:: Text excerpt

Monitoring and Alerting

# Application Insights custom metrics for GPT-4

from opencensus.ext.azure import metrics_exporter
from opencensus.stats import aggregation, measure, stats, view

# Define measures
gpt4_tokens_measure = measure.MeasureInt(
    "gpt4_tokens",
    "Number of GPT-4 tokens used",
    "tokens"
)

gpt4_latency_measure = measure.MeasureFloat(
    "gpt4_latency",
    "GPT-4 request latency",
    "ms"
)

gpt4_cost_measure = measure.MeasureFloat(
    "gpt4_cost",
    "GPT-4 request cost",
    "USD"
)

# Define views
gpt4_tokens_view = view.View(
    "gpt4_tokens_total",
    "Total GPT-4 tokens",
    [],
    gpt4_tokens_measure,
    aggregation.SumAggregation()
)

# Export to Application Insights
exporter = metrics_exporter.new_metrics_exporter(
    connection_string="InstrumentationKey=..."
)

class GPT4Monitor:
    def __init__(self):
        self.stats_recorder = stats.stats_recorder

    def record_request(
        self,
        tokens: int,
        latency_ms: float,
        cost: float,
        success: bool
    ):
        """Record GPT-4 request metrics."""
        mmap = self.stats_recorder.new_measurement_map()
        mmap.measure_int_put(gpt4_tokens_measure, tokens)
        mmap.measure_float_put(gpt4_latency_measure, latency_ms)
        mmap.measure_float_put(gpt4_cost_measure, cost)
        mmap.record()

Migration Checklist

When GPT-4 becomes available on Azure:

Request quota increase - Apply early as capacity may be limited
Create deployments - Deploy GPT-4 and GPT-4-32K models
Update authentication - Ensure managed identity is configured
Set up monitoring - Track usage, latency, and costs
Configure alerts - Budget and quota alerts
Test thoroughly - Validate prompts work as expected
Gradual rollout - Start with non-critical workloads

Expected Timeline

Based on Microsoft’s patterns:

Initial availability: Limited regions, waitlist
Broader rollout: 4-8 weeks after initial
GA: 2-3 months after announcement

Stay updated through Azure OpenAI documentation and Microsoft announcements.

::::

◆ Work instructions
1) Decide whether each statement agrees with the Azure GPT-4 text, answering yes or no and quoting the deciding words: (a) The text advises applying early for a quota increase because capacity may be limited. (b) General availability is expected six months after the announcement. (c) The gradual rollout should start with non-critical workloads.
2) In the Azure GPT-4 text, set down word for word everything from "Based on Microsoft’s" down to "and Microsoft announcements.".

:: Given data

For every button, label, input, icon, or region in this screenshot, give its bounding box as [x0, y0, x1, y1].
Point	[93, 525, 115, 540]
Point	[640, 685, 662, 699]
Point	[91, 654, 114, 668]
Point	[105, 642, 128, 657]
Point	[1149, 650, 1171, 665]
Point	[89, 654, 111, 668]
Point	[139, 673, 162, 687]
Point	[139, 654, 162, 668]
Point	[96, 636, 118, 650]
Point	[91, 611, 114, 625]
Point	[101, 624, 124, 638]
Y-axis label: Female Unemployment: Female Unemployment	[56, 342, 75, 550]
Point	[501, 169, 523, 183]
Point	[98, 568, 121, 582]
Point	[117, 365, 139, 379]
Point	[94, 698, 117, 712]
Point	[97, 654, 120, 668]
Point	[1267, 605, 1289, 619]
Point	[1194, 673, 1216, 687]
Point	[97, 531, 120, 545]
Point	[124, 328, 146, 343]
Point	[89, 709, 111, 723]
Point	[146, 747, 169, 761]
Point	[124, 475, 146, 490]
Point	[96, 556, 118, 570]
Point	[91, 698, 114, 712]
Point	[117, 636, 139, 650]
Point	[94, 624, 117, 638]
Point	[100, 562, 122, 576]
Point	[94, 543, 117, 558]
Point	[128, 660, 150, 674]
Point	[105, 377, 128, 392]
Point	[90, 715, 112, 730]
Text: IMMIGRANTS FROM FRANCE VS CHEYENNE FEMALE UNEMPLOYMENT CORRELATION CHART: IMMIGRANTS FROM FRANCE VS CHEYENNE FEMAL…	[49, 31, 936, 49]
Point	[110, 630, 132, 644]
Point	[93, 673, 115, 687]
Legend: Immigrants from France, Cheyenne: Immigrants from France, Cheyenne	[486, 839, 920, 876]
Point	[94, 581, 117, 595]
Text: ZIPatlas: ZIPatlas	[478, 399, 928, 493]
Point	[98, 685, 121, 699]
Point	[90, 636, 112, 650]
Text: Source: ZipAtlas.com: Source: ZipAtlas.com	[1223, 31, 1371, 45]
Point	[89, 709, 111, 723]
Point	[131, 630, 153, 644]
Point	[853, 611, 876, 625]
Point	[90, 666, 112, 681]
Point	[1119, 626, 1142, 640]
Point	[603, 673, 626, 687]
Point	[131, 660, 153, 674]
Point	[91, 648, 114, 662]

::::

◆ Answers to the problems
1)
(a) Yes: "Request quota increase - Apply early as capacity may be limited"
(b) No: "GA: 2-3 months after announcement"
(c) Yes: "Gradual rollout - Start with non-critical workloads"

2)
Based on Microsoft’s patterns:

Initial availability: Limited regions, waitlist
Broader rollout: 4-8 weeks after initial
GA: 2-3 months after announcement

Stay updated through Azure OpenAI documentation and Microsoft announcements.